[Begin DATASET RECORDS]

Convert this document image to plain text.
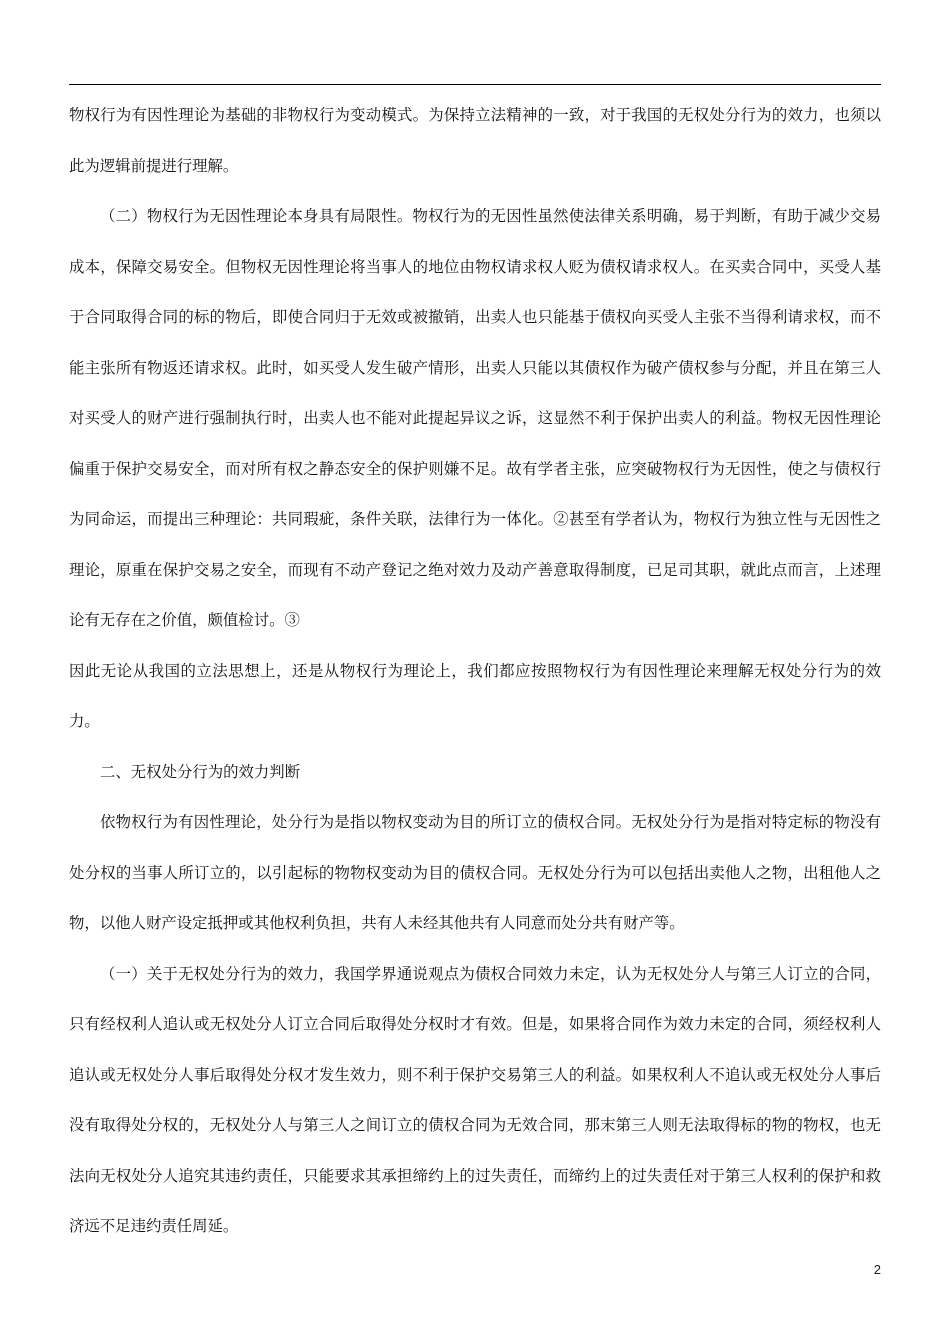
物权行为有因性理论为基础的非物权行为变动模式。为保持立法精神的一致，对于我国的无权处分行为的效力，也须以此为逻辑前提进行理解。

（二）物权行为无因性理论本身具有局限性。物权行为的无因性虽然使法律关系明确，易于判断，有助于减少交易成本，保障交易安全。但物权无因性理论将当事人的地位由物权请求权人贬为债权请求权人。在买卖合同中，买受人基于合同取得合同的标的物后，即使合同归于无效或被撤销，出卖人也只能基于债权向买受人主张不当得利请求权，而不能主张所有物返还请求权。此时，如买受人发生破产情形，出卖人只能以其债权作为破产债权参与分配，并且在第三人对买受人的财产进行强制执行时，出卖人也不能对此提起异议之诉，这显然不利于保护出卖人的利益。物权无因性理论偏重于保护交易安全，而对所有权之静态安全的保护则嫌不足。故有学者主张，应突破物权行为无因性，使之与债权行为同命运，而提出三种理论：共同瑕疵，条件关联，法律行为一体化。②甚至有学者认为，物权行为独立性与无因性之理论，原重在保护交易之安全，而现有不动产登记之绝对效力及动产善意取得制度，已足司其职，就此点而言，上述理论有无存在之价值，颇值检讨。③

因此无论从我国的立法思想上，还是从物权行为理论上，我们都应按照物权行为有因性理论来理解无权处分行为的效力。

二、无权处分行为的效力判断

依物权行为有因性理论，处分行为是指以物权变动为目的所订立的债权合同。无权处分行为是指对特定标的物没有处分权的当事人所订立的，以引起标的物物权变动为目的债权合同。无权处分行为可以包括出卖他人之物，出租他人之物，以他人财产设定抵押或其他权利负担，共有人未经其他共有人同意而处分共有财产等。

（一）关于无权处分行为的效力，我国学界通说观点为债权合同效力未定，认为无权处分人与第三人订立的合同，只有经权利人追认或无权处分人订立合同后取得处分权时才有效。但是，如果将合同作为效力未定的合同，须经权利人追认或无权处分人事后取得处分权才发生效力，则不利于保护交易第三人的利益。如果权利人不追认或无权处分人事后没有取得处分权的，无权处分人与第三人之间订立的债权合同为无效合同，那末第三人则无法取得标的物的物权，也无法向无权处分人追究其违约责任，只能要求其承担缔约上的过失责任，而缔约上的过失责任对于第三人权利的保护和救济远不足违约责任周延。

2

[End DATASET RECORDS]

■ **EXERCISE DESCRIPTION**:
Reproduce all of the entries word for word, skipping any pictures they hold.

■ **EXERCISE RESPONSE**:
Convert this document image to plain text.
物权行为有因性理论为基础的非物权行为变动模式。为保持立法精神的一致，对于我国的无权处分行为的效力，也须以此为逻辑前提进行理解。

（二）物权行为无因性理论本身具有局限性。物权行为的无因性虽然使法律关系明确，易于判断，有助于减少交易成本，保障交易安全。但物权无因性理论将当事人的地位由物权请求权人贬为债权请求权人。在买卖合同中，买受人基于合同取得合同的标的物后，即使合同归于无效或被撤销，出卖人也只能基于债权向买受人主张不当得利请求权，而不能主张所有物返还请求权。此时，如买受人发生破产情形，出卖人只能以其债权作为破产债权参与分配，并且在第三人对买受人的财产进行强制执行时，出卖人也不能对此提起异议之诉，这显然不利于保护出卖人的利益。物权无因性理论偏重于保护交易安全，而对所有权之静态安全的保护则嫌不足。故有学者主张，应突破物权行为无因性，使之与债权行为同命运，而提出三种理论：共同瑕疵，条件关联，法律行为一体化。②甚至有学者认为，物权行为独立性与无因性之理论，原重在保护交易之安全，而现有不动产登记之绝对效力及动产善意取得制度，已足司其职，就此点而言，上述理论有无存在之价值，颇值检讨。③

因此无论从我国的立法思想上，还是从物权行为理论上，我们都应按照物权行为有因性理论来理解无权处分行为的效力。

二、无权处分行为的效力判断

依物权行为有因性理论，处分行为是指以物权变动为目的所订立的债权合同。无权处分行为是指对特定标的物没有处分权的当事人所订立的，以引起标的物物权变动为目的债权合同。无权处分行为可以包括出卖他人之物，出租他人之物，以他人财产设定抵押或其他权利负担，共有人未经其他共有人同意而处分共有财产等。

（一）关于无权处分行为的效力，我国学界通说观点为债权合同效力未定，认为无权处分人与第三人订立的合同，只有经权利人追认或无权处分人订立合同后取得处分权时才有效。但是，如果将合同作为效力未定的合同，须经权利人追认或无权处分人事后取得处分权才发生效力，则不利于保护交易第三人的利益。如果权利人不追认或无权处分人事后没有取得处分权的，无权处分人与第三人之间订立的债权合同为无效合同，那末第三人则无法取得标的物的物权，也无法向无权处分人追究其违约责任，只能要求其承担缔约上的过失责任，而缔约上的过失责任对于第三人权利的保护和救济远不足违约责任周延。

2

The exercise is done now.